Set problem: Locate the lines that hold the string "name". Copy every such line.

Exercise input:
((
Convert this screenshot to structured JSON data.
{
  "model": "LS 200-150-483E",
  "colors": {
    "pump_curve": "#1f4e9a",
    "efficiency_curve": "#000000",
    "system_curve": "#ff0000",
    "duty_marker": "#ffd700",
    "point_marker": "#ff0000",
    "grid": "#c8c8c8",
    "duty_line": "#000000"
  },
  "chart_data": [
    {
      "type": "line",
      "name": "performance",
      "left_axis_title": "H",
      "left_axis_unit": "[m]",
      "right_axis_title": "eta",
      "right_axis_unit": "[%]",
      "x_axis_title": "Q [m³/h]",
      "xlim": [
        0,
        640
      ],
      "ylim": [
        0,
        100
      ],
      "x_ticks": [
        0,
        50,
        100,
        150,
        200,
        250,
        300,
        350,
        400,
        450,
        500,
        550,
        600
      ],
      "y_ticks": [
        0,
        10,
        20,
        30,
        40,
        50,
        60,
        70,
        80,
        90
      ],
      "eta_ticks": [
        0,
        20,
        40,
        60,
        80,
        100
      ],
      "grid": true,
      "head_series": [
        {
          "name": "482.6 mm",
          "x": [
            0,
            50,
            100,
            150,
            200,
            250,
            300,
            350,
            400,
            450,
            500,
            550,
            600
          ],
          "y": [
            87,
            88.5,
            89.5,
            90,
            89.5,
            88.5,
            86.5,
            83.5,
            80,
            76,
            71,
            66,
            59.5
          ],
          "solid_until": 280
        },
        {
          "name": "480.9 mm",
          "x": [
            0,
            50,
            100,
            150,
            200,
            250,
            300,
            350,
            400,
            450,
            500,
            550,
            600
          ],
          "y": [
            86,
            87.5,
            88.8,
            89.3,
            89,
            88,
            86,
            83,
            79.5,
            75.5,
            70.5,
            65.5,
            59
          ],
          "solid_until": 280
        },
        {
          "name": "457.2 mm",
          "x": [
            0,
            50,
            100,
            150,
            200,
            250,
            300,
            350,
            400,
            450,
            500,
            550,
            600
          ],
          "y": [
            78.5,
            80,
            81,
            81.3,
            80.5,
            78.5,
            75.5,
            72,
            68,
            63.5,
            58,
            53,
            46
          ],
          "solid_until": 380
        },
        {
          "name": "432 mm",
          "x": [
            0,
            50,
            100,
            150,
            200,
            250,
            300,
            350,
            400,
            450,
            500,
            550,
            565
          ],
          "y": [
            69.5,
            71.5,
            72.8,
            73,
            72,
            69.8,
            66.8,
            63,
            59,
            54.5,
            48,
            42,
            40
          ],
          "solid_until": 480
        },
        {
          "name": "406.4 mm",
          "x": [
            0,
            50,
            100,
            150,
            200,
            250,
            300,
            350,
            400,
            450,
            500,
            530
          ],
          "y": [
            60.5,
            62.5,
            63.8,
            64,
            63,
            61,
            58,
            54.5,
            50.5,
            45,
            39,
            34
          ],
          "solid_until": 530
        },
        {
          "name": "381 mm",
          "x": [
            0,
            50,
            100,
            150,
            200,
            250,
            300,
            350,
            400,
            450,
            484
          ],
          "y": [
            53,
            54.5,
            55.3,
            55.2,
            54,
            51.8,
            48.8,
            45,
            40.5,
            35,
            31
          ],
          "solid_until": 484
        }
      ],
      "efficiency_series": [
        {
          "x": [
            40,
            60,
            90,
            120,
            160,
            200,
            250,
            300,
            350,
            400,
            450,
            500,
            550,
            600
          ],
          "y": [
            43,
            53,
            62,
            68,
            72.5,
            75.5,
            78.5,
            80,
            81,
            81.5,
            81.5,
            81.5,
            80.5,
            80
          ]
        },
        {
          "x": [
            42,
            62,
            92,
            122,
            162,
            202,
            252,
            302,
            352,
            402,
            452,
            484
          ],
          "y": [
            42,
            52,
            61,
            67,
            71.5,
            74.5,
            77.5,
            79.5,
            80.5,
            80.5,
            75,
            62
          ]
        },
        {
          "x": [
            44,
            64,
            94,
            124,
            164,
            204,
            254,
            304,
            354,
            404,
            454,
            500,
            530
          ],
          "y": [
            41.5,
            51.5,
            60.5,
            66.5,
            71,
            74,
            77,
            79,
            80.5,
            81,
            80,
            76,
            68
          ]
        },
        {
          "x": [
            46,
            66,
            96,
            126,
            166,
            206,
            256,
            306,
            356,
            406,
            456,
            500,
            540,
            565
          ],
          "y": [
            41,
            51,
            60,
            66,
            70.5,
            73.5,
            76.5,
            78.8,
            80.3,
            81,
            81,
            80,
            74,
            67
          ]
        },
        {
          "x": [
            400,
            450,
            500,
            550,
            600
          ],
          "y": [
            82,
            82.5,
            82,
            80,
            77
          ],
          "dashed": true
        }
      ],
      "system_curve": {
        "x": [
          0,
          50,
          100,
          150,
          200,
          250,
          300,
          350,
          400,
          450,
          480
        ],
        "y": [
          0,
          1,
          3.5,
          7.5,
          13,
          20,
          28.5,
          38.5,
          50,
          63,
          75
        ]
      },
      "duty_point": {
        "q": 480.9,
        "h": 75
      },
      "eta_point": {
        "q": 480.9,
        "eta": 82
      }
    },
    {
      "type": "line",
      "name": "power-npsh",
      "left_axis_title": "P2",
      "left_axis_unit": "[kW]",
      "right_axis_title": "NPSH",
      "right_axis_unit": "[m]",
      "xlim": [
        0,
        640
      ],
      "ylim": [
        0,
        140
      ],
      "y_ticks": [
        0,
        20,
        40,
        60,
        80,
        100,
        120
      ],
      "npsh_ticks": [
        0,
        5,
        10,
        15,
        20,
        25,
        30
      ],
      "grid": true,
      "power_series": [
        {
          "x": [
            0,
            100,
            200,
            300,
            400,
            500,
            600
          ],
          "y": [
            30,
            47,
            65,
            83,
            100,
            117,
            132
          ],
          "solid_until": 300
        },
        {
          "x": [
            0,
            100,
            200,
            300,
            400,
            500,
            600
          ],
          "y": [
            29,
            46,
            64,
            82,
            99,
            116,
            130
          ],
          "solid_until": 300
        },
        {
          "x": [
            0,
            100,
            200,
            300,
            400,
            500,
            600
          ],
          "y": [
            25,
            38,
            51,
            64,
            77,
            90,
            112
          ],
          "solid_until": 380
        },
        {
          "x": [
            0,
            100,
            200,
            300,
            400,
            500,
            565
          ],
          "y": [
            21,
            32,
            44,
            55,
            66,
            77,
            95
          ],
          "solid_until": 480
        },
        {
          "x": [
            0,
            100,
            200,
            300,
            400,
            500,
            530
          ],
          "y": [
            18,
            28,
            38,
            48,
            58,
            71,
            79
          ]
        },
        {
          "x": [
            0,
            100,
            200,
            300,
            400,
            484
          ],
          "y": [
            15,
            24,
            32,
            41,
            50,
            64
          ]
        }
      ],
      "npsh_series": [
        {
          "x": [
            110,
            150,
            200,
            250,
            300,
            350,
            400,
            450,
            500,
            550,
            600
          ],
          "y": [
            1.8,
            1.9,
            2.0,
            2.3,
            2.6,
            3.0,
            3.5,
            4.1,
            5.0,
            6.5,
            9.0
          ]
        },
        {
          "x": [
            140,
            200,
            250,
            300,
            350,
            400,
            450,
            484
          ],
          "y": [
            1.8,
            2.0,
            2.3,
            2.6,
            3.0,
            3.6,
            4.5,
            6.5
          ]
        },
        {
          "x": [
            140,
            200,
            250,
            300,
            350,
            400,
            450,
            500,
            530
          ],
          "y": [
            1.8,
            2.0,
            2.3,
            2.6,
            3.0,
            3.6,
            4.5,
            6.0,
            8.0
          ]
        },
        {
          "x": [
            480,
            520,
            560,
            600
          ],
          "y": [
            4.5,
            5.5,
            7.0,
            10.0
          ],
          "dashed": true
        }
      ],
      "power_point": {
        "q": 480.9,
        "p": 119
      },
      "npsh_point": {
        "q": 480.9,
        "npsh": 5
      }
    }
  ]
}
))
The result:
      "name": "performance",
          "name": "482.6 mm",
          "name": "480.9 mm",
          "name": "457.2 mm",
          "name": "432 mm",
          "name": "406.4 mm",
          "name": "381 mm",
      "name": "power-npsh",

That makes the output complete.